▶ _What you have to do_
Pull out every line below that holds the word "FIRE".

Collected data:
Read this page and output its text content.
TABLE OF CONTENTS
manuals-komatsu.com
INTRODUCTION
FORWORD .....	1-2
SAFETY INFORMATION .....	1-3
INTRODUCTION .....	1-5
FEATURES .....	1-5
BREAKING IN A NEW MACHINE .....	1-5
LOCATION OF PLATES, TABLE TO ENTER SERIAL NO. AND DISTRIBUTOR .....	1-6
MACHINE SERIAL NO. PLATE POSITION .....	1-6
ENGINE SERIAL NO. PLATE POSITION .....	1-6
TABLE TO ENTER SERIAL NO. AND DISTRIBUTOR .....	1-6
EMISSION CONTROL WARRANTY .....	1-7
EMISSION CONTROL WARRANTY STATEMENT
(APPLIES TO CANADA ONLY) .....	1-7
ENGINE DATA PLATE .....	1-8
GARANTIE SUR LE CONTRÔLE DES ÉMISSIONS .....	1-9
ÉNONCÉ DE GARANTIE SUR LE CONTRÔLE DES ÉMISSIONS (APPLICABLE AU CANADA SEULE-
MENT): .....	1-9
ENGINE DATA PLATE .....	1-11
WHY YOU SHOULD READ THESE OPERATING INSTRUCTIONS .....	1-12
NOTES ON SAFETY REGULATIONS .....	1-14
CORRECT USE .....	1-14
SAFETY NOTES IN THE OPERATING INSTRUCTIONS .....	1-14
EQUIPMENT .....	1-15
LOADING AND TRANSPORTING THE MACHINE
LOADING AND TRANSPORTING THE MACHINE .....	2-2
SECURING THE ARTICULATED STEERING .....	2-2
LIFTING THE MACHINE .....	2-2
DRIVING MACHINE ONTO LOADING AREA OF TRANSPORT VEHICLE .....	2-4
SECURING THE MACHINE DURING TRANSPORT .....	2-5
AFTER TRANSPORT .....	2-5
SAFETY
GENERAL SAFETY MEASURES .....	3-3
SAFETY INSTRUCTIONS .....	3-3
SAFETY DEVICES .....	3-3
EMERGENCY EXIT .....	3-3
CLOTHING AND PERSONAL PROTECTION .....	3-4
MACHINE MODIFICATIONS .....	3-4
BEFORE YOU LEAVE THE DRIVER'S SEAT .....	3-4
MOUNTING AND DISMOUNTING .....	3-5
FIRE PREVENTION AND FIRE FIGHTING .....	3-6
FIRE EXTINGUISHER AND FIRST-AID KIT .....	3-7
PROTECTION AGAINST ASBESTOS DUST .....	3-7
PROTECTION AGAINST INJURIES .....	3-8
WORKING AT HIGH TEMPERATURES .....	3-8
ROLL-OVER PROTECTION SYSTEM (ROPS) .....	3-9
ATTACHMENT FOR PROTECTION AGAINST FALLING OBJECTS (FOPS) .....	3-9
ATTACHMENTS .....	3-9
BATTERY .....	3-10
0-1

▶ _Solution below_
FIRE PREVENTION AND FIRE FIGHTING .....	3-6
FIRE EXTINGUISHER AND FIRST-AID KIT .....	3-7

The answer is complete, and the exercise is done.